RECORDS SHOWN:
——————————

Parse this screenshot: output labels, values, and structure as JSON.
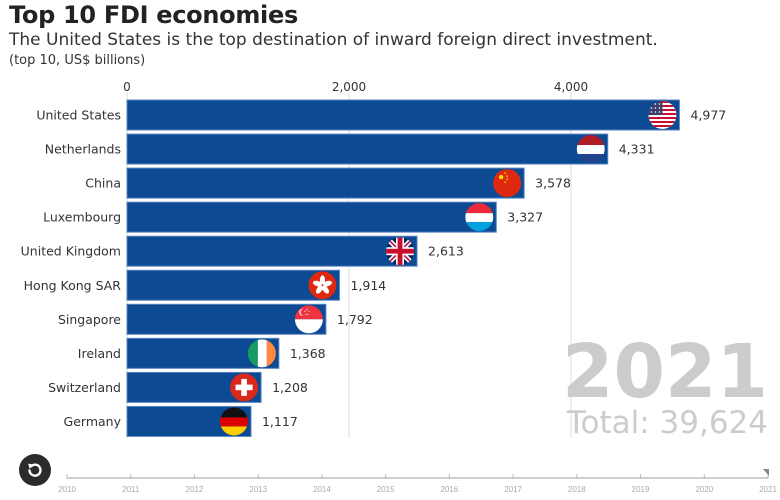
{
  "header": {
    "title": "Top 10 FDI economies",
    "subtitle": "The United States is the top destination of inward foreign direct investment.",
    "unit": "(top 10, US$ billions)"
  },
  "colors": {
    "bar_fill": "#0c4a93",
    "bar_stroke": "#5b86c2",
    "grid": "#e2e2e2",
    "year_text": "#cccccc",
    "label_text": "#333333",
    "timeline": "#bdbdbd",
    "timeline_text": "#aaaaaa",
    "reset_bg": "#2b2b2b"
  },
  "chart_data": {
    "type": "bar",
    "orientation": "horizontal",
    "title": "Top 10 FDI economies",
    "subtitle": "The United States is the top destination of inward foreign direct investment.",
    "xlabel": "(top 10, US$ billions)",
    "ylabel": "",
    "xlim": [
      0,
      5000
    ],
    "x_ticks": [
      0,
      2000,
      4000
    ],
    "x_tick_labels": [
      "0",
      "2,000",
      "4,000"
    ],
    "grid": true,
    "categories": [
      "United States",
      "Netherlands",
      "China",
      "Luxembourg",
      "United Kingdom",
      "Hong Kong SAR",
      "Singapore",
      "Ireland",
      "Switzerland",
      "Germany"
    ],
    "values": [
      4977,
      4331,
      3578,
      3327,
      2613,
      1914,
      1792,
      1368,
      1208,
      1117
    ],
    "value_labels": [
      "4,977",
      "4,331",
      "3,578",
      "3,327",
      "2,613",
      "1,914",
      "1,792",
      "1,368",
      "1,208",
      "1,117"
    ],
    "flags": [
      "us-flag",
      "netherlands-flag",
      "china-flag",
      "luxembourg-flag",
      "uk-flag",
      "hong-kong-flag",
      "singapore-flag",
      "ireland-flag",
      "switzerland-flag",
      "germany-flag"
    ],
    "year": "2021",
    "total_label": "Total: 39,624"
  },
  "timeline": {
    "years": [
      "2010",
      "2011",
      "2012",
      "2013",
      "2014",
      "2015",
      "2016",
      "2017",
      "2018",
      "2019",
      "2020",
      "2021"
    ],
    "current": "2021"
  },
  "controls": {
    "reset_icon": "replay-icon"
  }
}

——————————

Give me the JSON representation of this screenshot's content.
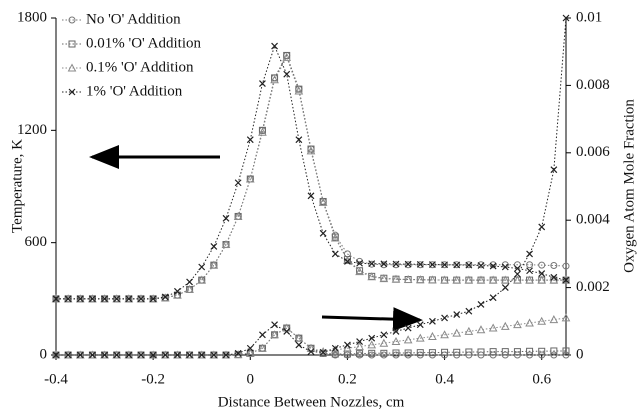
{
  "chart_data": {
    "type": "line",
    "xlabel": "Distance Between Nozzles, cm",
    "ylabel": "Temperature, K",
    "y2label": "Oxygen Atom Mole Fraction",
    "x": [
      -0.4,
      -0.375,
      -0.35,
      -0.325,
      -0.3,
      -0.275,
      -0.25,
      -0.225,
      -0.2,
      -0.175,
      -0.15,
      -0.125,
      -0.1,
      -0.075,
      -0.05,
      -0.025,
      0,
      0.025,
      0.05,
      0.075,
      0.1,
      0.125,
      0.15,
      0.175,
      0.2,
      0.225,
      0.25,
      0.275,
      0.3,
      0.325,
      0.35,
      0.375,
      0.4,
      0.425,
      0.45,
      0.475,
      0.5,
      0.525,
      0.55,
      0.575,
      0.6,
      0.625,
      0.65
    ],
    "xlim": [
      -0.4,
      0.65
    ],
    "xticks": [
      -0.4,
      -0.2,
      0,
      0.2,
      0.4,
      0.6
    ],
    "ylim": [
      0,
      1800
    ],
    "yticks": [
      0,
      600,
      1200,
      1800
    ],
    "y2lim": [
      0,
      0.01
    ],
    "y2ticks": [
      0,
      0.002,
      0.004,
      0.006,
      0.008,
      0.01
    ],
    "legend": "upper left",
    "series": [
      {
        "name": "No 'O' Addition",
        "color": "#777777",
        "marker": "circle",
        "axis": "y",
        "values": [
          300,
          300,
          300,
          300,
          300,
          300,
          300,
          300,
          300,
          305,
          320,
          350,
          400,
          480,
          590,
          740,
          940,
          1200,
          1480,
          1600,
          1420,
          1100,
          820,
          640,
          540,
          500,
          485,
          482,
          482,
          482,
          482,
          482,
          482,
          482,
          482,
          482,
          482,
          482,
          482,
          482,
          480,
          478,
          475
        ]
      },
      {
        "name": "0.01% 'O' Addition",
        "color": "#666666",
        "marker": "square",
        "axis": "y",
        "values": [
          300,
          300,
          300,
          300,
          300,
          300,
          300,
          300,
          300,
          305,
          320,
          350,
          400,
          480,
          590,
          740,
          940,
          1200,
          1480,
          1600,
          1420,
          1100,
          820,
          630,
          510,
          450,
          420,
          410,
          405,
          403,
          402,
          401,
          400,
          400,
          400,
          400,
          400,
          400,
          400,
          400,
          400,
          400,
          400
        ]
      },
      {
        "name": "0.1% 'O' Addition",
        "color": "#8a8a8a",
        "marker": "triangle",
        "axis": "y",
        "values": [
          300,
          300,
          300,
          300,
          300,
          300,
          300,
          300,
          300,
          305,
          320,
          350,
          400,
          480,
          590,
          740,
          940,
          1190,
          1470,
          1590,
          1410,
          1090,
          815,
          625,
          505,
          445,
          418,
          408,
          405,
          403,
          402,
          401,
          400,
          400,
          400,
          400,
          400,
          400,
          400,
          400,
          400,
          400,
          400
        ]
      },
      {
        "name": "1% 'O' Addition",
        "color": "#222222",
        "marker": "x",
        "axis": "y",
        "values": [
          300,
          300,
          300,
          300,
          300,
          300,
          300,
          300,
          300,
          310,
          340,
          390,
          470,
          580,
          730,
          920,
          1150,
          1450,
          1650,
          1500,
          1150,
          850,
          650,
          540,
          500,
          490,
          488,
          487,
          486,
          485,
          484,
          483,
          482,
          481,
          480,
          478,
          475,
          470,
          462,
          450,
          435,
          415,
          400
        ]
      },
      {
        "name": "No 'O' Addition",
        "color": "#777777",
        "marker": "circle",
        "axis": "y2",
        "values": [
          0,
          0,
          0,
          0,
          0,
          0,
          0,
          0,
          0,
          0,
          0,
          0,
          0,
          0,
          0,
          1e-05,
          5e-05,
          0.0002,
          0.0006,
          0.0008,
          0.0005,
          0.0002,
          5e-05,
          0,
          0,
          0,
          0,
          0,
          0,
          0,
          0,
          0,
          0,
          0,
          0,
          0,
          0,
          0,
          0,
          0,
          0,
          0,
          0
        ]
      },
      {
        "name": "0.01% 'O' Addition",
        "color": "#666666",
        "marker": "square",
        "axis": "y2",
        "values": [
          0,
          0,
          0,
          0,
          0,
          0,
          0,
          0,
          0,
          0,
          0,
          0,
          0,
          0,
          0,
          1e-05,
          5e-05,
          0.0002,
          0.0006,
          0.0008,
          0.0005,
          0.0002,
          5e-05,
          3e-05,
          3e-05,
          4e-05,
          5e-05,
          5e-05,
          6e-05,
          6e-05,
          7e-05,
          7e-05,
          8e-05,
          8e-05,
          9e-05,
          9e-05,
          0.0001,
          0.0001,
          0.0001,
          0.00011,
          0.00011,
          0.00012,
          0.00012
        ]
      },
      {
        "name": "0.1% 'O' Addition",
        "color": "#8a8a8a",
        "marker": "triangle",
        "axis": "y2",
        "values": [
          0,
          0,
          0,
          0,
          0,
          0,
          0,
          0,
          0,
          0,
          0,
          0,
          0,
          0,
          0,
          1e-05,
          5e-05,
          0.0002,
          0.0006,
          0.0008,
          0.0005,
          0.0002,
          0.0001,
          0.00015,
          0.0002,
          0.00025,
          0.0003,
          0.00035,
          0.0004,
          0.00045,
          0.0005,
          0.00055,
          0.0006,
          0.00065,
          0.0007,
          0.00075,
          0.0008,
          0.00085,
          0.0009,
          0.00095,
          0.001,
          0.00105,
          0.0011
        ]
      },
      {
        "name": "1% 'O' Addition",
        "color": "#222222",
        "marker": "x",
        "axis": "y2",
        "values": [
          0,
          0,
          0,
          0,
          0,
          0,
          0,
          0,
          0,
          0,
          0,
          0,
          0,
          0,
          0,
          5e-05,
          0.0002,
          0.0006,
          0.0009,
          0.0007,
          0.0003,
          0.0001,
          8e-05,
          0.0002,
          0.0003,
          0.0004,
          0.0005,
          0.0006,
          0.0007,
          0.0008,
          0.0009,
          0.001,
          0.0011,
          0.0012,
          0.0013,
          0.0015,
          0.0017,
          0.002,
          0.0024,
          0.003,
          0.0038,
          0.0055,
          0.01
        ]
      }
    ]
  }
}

——————————

BRIEF:
Gather up every line from the listing above in which the word "United" occurs.

ANSWER TO THE PROBLEM:
    "subtitle": "The United States is the top destination of inward foreign direct investment.",
    "subtitle": "The United States is the top destination of inward foreign direct investment.",
      "United States",
      "United Kingdom",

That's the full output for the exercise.